### Work to be completed
Your task is to output the listing word for word, with pictures excluded.

### Stored rows
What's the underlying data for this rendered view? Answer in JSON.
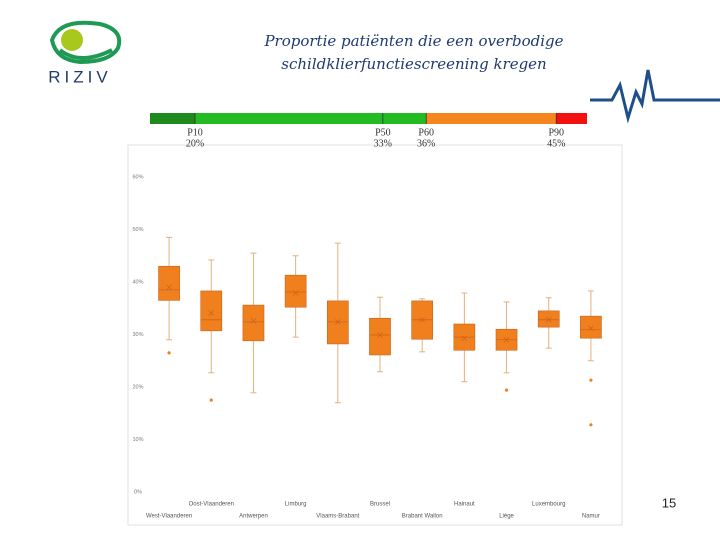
{
  "logo_text": "RIZIV",
  "page_number": "15",
  "chart_data": {
    "type": "box",
    "title": [
      "Proportie patiënten die een overbodige",
      "schildklierfunctiescreening kregen"
    ],
    "percentile_bar": {
      "colors": [
        "#1e8a1e",
        "#22bb22",
        "#f5861f",
        "#f21010"
      ],
      "markers": [
        {
          "name": "P10",
          "value": 20,
          "label": "20%"
        },
        {
          "name": "P50",
          "value": 33,
          "label": "33%"
        },
        {
          "name": "P60",
          "value": 36,
          "label": "36%"
        },
        {
          "name": "P90",
          "value": 45,
          "label": "45%"
        }
      ]
    },
    "categories": [
      "West-Vlaanderen",
      "Oost-Vlaanderen",
      "Antwerpen",
      "Limburg",
      "Vlaams-Brabant",
      "Brussel",
      "Brabant Wallon",
      "Hainaut",
      "Liège",
      "Luxembourg",
      "Namur"
    ],
    "color": "#f07f1e",
    "boxes": [
      {
        "min": 29,
        "q1": 36.5,
        "median": 38.5,
        "q3": 43,
        "max": 48.5,
        "mean": 39,
        "outliers": [
          26.5
        ]
      },
      {
        "min": 22.7,
        "q1": 30.7,
        "median": 32.8,
        "q3": 38.3,
        "max": 44.2,
        "mean": 34.1,
        "outliers": [
          17.5
        ]
      },
      {
        "min": 18.9,
        "q1": 28.8,
        "median": 32.4,
        "q3": 35.6,
        "max": 45.5,
        "mean": 32.6,
        "outliers": []
      },
      {
        "min": 29.5,
        "q1": 35.2,
        "median": 38.1,
        "q3": 41.3,
        "max": 45,
        "mean": 37.9,
        "outliers": []
      },
      {
        "min": 17,
        "q1": 28.2,
        "median": 32.4,
        "q3": 36.4,
        "max": 47.4,
        "mean": 32.4,
        "outliers": []
      },
      {
        "min": 22.9,
        "q1": 26.1,
        "median": 29.9,
        "q3": 33.1,
        "max": 37.1,
        "mean": 29.9,
        "outliers": []
      },
      {
        "min": 26.7,
        "q1": 29.1,
        "median": 32.8,
        "q3": 36.4,
        "max": 36.8,
        "mean": 32.8,
        "outliers": []
      },
      {
        "min": 21,
        "q1": 27,
        "median": 29.5,
        "q3": 32,
        "max": 37.9,
        "mean": 29.3,
        "outliers": []
      },
      {
        "min": 22.7,
        "q1": 27,
        "median": 29,
        "q3": 31,
        "max": 36.2,
        "mean": 29,
        "outliers": [
          19.4
        ]
      },
      {
        "min": 27.4,
        "q1": 31.4,
        "median": 32.8,
        "q3": 34.5,
        "max": 37,
        "mean": 32.8,
        "outliers": []
      },
      {
        "min": 25,
        "q1": 29.3,
        "median": 30.9,
        "q3": 33.5,
        "max": 38.3,
        "mean": 31.2,
        "outliers": [
          21.3,
          12.8
        ]
      }
    ],
    "ylim": [
      0,
      60
    ],
    "yticks": [
      {
        "value": 0,
        "label": "0%"
      },
      {
        "value": 10,
        "label": "10%"
      },
      {
        "value": 20,
        "label": "20%"
      },
      {
        "value": 30,
        "label": "30%"
      },
      {
        "value": 40,
        "label": "40%"
      },
      {
        "value": 50,
        "label": "50%"
      },
      {
        "value": 60,
        "label": "60%"
      }
    ],
    "grid": false
  }
}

### Answer for this exercise
What's the underlying data for this rendered view? Answer in JSON.
{
  "logo_text": "RIZIV",
  "page_number": "15",
  "chart_data": {
    "type": "box",
    "title": [
      "Proportie patiënten die een overbodige",
      "schildklierfunctiescreening kregen"
    ],
    "percentile_bar": {
      "colors": [
        "#1e8a1e",
        "#22bb22",
        "#f5861f",
        "#f21010"
      ],
      "markers": [
        {
          "name": "P10",
          "value": 20,
          "label": "20%"
        },
        {
          "name": "P50",
          "value": 33,
          "label": "33%"
        },
        {
          "name": "P60",
          "value": 36,
          "label": "36%"
        },
        {
          "name": "P90",
          "value": 45,
          "label": "45%"
        }
      ]
    },
    "categories": [
      "West-Vlaanderen",
      "Oost-Vlaanderen",
      "Antwerpen",
      "Limburg",
      "Vlaams-Brabant",
      "Brussel",
      "Brabant Wallon",
      "Hainaut",
      "Liège",
      "Luxembourg",
      "Namur"
    ],
    "color": "#f07f1e",
    "boxes": [
      {
        "min": 29,
        "q1": 36.5,
        "median": 38.5,
        "q3": 43,
        "max": 48.5,
        "mean": 39,
        "outliers": [
          26.5
        ]
      },
      {
        "min": 22.7,
        "q1": 30.7,
        "median": 32.8,
        "q3": 38.3,
        "max": 44.2,
        "mean": 34.1,
        "outliers": [
          17.5
        ]
      },
      {
        "min": 18.9,
        "q1": 28.8,
        "median": 32.4,
        "q3": 35.6,
        "max": 45.5,
        "mean": 32.6,
        "outliers": []
      },
      {
        "min": 29.5,
        "q1": 35.2,
        "median": 38.1,
        "q3": 41.3,
        "max": 45,
        "mean": 37.9,
        "outliers": []
      },
      {
        "min": 17,
        "q1": 28.2,
        "median": 32.4,
        "q3": 36.4,
        "max": 47.4,
        "mean": 32.4,
        "outliers": []
      },
      {
        "min": 22.9,
        "q1": 26.1,
        "median": 29.9,
        "q3": 33.1,
        "max": 37.1,
        "mean": 29.9,
        "outliers": []
      },
      {
        "min": 26.7,
        "q1": 29.1,
        "median": 32.8,
        "q3": 36.4,
        "max": 36.8,
        "mean": 32.8,
        "outliers": []
      },
      {
        "min": 21,
        "q1": 27,
        "median": 29.5,
        "q3": 32,
        "max": 37.9,
        "mean": 29.3,
        "outliers": []
      },
      {
        "min": 22.7,
        "q1": 27,
        "median": 29,
        "q3": 31,
        "max": 36.2,
        "mean": 29,
        "outliers": [
          19.4
        ]
      },
      {
        "min": 27.4,
        "q1": 31.4,
        "median": 32.8,
        "q3": 34.5,
        "max": 37,
        "mean": 32.8,
        "outliers": []
      },
      {
        "min": 25,
        "q1": 29.3,
        "median": 30.9,
        "q3": 33.5,
        "max": 38.3,
        "mean": 31.2,
        "outliers": [
          21.3,
          12.8
        ]
      }
    ],
    "ylim": [
      0,
      60
    ],
    "yticks": [
      {
        "value": 0,
        "label": "0%"
      },
      {
        "value": 10,
        "label": "10%"
      },
      {
        "value": 20,
        "label": "20%"
      },
      {
        "value": 30,
        "label": "30%"
      },
      {
        "value": 40,
        "label": "40%"
      },
      {
        "value": 50,
        "label": "50%"
      },
      {
        "value": 60,
        "label": "60%"
      }
    ],
    "grid": false
  }
}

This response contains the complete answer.